Given task >> Please copy out the passage below on combining speech and audio coding, word for word.

Typically, speech coding and audio (e.g., for music) coding at low bit-rates are approached differently. The speech coding is based on a speech production model with hybrid model and waveform based coding of an input signal. The speech production model parameters are quantized in a time domain. On the other hand, the audio coding utilizes transform coding in which the coding gain is achieved in the transform itself and in perceptual masking of transform coefficients before quantization.
Combining the model based time domain speech codec and transform based time-frequency domain codec has been a difficult task. There are no examples of successful algorithms achieving this goal without extensive delay in the algorithm to handle the transient from the time domain quantization to the transform coding.
The object of the present invention is to provide a novel method for compensating transient effects in transform coding and decoding in electronic devices by using a transform based time-frequency domain codec.
According to a first aspect of the invention, a method for encoding an acoustic signal, comprises the steps of: encoding a first frame of an acoustic signal using a first encoding method; and encoding a transient frame of an acoustic signal which follows the first frame and contains M samples using a second encoding method for producing a set of M+K encoding values, wherein M and K are pre-selected integers of at least a value of one.

Records provided >>
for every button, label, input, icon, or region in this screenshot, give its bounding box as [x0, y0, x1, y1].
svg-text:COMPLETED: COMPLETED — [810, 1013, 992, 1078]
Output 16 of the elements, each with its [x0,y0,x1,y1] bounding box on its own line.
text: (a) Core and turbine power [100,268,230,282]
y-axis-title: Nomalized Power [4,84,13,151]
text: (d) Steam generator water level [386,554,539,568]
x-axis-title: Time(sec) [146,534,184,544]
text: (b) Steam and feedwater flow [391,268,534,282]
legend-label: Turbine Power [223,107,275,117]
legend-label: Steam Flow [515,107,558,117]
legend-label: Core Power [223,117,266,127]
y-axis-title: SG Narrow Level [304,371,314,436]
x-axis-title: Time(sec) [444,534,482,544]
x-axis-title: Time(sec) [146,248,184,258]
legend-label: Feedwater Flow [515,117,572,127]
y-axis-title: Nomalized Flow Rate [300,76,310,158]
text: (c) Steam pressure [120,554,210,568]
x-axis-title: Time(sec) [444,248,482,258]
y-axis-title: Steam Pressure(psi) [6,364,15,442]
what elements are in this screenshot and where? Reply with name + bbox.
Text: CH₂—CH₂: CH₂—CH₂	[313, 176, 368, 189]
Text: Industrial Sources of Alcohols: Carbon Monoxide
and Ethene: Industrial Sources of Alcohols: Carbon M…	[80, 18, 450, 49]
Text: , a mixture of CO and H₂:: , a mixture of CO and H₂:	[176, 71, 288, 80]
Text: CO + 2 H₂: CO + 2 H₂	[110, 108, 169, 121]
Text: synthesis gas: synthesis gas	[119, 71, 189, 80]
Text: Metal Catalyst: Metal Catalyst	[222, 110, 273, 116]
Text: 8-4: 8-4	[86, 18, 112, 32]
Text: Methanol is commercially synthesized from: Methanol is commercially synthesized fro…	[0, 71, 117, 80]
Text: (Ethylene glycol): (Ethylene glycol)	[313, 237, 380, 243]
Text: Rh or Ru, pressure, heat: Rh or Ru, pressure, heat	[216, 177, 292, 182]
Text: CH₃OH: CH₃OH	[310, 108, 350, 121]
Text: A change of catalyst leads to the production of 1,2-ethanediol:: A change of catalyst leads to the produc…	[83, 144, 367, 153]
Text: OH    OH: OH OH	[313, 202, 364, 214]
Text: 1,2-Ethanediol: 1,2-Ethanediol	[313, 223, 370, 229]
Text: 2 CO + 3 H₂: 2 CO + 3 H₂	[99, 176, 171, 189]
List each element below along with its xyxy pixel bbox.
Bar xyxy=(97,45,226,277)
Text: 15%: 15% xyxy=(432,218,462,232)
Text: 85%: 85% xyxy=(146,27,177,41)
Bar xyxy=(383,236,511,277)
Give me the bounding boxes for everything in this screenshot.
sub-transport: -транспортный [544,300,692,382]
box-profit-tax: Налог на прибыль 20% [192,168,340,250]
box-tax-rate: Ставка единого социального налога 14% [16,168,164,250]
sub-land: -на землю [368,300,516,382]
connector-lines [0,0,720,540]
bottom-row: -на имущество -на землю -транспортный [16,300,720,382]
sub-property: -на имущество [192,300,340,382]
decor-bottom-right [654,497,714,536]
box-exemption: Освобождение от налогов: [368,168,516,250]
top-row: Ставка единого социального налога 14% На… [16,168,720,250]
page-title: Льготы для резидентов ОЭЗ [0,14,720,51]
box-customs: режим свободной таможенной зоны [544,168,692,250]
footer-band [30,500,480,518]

Answer to the exercise >>
Typically, speech coding and audio (e.g., for music) coding at low bit-rates are approached differently. The speech coding is based on a speech production model with hybrid model and waveform based coding of an input signal. The speech production model parameters are quantized in a time domain. On the other hand, the audio coding utilizes transform coding in which the coding gain is achieved in the transform itself and in perceptual masking of transform coefficients before quantization.
Combining the model based time domain speech codec and transform based time-frequency domain codec has been a difficult task. There are no examples of successful algorithms achieving this goal without extensive delay in the algorithm to handle the transient from the time domain quantization to the transform coding.
The object of the present invention is to provide a novel method for compensating transient effects in transform coding and decoding in electronic devices by using a transform based time-frequency domain codec.
According to a first aspect of the invention, a method for encoding an acoustic signal, comprises the steps of: encoding a first frame of an acoustic signal using a first encoding method; and encoding a transient frame of an acoustic signal which follows the first frame and contains M samples using a second encoding method for producing a set of M+K encoding values, wherein M and K are pre-selected integers of at least a value of one.